Directive
The records that follow are to be repeated exactly, with the pictures removed.

^^^^

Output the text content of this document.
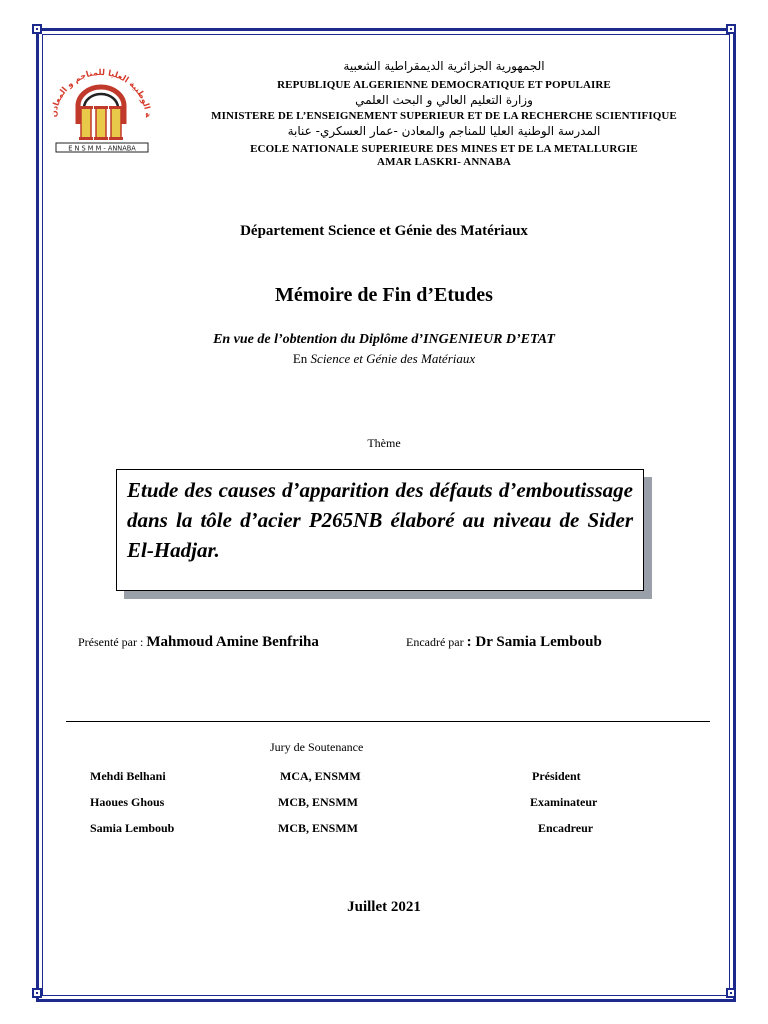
ة الوطنية العليا للمناجم و المعادن
E N S M M - ANNABA
الجمهورية الجزائرية الديمقراطية الشعبية
REPUBLIQUE ALGERIENNE DEMOCRATIQUE ET POPULAIRE
وزارة التعليم العالي و البحث العلمي
MINISTERE DE L’ENSEIGNEMENT SUPERIEUR ET DE LA RECHERCHE SCIENTIFIQUE
المدرسة الوطنية العليا للمناجم والمعادن -عمار العسكري- عنابة
ECOLE NATIONALE SUPERIEURE DES MINES ET DE LA METALLURGIE
AMAR LASKRI- ANNABA
Département Science et Génie des Matériaux
Mémoire de Fin d’Etudes
En vue de l’obtention du Diplôme d’INGENIEUR D’ETAT
En Science et Génie des Matériaux
Thème

Etude des causes d’apparition des défauts d’emboutissage dans la tôle d’acier P265NB élaboré au niveau de Sider El-Hadjar.

Présenté par : Mahmoud Amine Benfriha	Encadré par : Dr Samia Lemboub
Jury de Soutenance
Mehdi Belhani	MCA, ENSMM	Président
Haoues Ghous	MCB, ENSMM	Examinateur
Samia Lemboub	MCB, ENSMM	Encadreur
Juillet 2021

^^^^

Exercise answer
Output the text content of this document.
ة الوطنية العليا للمناجم و المعادن
E N S M M - ANNABA
الجمهورية الجزائرية الديمقراطية الشعبية
REPUBLIQUE ALGERIENNE DEMOCRATIQUE ET POPULAIRE
وزارة التعليم العالي و البحث العلمي
MINISTERE DE L’ENSEIGNEMENT SUPERIEUR ET DE LA RECHERCHE SCIENTIFIQUE
المدرسة الوطنية العليا للمناجم والمعادن -عمار العسكري- عنابة
ECOLE NATIONALE SUPERIEURE DES MINES ET DE LA METALLURGIE
AMAR LASKRI- ANNABA
Département Science et Génie des Matériaux
Mémoire de Fin d’Etudes
En vue de l’obtention du Diplôme d’INGENIEUR D’ETAT
En Science et Génie des Matériaux
Thème

Etude des causes d’apparition des défauts d’emboutissage dans la tôle d’acier P265NB élaboré au niveau de Sider El-Hadjar.

Présenté par : Mahmoud Amine Benfriha	Encadré par : Dr Samia Lemboub
Jury de Soutenance
Mehdi Belhani	MCA, ENSMM	Président
Haoues Ghous	MCB, ENSMM	Examinateur
Samia Lemboub	MCB, ENSMM	Encadreur
Juillet 2021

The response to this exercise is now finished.